Stored data:
= = = = =

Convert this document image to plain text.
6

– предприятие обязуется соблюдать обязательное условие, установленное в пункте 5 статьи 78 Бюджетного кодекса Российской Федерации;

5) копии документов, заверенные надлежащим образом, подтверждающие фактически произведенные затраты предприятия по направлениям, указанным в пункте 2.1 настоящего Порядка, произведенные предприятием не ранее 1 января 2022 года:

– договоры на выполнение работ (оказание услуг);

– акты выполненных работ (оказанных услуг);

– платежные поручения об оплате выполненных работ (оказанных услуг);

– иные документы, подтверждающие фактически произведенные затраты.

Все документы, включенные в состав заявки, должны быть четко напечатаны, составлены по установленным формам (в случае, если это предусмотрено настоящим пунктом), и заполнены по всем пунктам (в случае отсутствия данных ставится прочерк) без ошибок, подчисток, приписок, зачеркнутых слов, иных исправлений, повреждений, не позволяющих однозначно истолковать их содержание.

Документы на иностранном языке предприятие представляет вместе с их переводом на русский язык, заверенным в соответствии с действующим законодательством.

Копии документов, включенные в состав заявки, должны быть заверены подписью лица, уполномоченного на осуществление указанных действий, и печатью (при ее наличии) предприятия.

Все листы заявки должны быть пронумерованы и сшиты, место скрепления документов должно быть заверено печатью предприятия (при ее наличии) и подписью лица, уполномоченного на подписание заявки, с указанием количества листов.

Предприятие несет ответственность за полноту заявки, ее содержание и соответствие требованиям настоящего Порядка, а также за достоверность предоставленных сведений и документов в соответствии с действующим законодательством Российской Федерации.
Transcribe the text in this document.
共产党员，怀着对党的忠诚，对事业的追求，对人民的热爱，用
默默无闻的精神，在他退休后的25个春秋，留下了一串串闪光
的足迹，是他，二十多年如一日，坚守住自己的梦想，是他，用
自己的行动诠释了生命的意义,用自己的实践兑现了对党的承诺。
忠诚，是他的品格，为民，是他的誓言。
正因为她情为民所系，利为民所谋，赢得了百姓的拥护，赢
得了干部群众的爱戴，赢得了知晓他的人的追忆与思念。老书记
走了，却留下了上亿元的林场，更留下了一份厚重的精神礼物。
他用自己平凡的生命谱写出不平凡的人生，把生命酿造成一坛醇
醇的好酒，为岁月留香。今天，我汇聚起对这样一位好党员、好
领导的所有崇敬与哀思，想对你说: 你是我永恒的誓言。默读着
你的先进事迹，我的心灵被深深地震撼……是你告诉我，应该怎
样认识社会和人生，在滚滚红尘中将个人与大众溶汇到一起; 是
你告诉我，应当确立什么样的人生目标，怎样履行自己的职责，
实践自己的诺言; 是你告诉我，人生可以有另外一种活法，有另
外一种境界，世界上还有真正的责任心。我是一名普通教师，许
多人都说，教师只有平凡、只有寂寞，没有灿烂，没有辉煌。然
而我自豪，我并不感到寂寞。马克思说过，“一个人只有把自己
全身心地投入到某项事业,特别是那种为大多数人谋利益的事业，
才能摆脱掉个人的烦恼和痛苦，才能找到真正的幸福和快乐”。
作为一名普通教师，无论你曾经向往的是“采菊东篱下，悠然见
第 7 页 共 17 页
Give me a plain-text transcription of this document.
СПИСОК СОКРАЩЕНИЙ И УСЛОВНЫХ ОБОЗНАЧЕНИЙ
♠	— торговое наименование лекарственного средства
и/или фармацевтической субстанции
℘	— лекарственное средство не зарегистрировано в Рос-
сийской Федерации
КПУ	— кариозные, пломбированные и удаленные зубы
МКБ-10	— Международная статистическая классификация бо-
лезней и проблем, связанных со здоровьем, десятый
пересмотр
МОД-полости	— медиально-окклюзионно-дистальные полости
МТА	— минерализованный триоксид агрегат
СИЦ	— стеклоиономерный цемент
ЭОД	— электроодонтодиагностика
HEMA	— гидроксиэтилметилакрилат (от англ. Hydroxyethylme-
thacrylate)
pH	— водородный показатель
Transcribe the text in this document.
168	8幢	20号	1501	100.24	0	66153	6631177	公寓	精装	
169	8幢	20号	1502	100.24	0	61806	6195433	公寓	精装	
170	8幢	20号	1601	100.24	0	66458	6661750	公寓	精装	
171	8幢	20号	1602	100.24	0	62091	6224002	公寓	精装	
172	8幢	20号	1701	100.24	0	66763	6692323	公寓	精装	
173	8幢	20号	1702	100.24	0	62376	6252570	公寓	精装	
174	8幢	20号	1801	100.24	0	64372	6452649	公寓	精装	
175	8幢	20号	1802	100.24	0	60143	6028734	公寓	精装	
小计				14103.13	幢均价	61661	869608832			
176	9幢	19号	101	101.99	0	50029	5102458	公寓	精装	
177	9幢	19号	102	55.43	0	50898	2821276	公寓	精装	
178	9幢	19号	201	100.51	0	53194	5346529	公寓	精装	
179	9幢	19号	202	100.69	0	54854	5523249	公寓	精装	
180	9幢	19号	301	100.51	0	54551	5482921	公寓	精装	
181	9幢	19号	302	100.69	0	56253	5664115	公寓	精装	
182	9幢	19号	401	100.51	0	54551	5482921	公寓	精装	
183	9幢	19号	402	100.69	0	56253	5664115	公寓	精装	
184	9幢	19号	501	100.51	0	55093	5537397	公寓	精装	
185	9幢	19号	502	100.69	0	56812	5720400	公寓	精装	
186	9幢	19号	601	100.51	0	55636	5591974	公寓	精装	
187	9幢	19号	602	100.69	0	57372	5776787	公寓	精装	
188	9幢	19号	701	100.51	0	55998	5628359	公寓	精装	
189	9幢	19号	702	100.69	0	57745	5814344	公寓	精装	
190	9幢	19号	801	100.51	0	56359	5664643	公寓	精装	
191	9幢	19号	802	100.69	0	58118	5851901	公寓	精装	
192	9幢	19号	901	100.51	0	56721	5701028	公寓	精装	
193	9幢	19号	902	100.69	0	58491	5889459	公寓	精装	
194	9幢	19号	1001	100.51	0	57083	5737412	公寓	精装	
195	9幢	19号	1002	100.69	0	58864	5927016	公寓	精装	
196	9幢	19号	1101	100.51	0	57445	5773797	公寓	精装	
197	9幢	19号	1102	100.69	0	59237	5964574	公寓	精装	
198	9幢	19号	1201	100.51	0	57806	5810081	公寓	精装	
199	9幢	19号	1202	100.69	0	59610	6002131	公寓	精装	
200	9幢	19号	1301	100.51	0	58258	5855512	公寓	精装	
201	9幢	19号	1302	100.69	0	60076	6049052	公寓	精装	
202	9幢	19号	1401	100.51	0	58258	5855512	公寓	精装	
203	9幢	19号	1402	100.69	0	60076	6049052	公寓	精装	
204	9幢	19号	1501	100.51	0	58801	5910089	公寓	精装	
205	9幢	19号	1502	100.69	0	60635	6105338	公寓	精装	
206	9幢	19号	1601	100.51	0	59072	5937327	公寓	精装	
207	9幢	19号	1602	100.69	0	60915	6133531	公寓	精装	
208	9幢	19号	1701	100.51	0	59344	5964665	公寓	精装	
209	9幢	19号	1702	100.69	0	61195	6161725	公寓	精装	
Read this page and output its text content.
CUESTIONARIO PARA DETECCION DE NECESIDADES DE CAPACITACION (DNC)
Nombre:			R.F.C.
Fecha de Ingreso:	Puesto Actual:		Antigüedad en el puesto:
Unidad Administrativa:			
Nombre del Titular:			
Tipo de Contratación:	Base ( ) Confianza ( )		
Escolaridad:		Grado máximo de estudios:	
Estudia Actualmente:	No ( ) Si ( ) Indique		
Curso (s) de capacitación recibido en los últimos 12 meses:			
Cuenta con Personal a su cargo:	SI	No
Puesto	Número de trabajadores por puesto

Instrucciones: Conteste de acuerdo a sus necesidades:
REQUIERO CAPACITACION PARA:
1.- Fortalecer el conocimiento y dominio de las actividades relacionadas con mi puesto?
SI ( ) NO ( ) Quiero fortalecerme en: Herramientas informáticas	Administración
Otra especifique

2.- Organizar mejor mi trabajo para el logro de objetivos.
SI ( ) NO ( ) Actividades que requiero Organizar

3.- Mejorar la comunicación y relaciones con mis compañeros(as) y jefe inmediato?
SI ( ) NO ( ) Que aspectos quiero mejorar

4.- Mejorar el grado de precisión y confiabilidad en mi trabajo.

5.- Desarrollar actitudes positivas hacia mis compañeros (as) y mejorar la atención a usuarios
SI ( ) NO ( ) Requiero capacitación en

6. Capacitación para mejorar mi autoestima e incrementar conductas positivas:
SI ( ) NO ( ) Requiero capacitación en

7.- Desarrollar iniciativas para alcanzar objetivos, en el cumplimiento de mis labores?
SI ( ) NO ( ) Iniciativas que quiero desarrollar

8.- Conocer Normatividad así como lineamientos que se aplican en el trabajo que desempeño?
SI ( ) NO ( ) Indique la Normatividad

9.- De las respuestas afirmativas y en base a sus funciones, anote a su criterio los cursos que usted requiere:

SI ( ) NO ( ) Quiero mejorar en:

= = = = =

**GOAL:** Determine how many lines of the material include the string "是你告诉我". Output only that count.

**OUTPUT FOR THIS TASK:** 2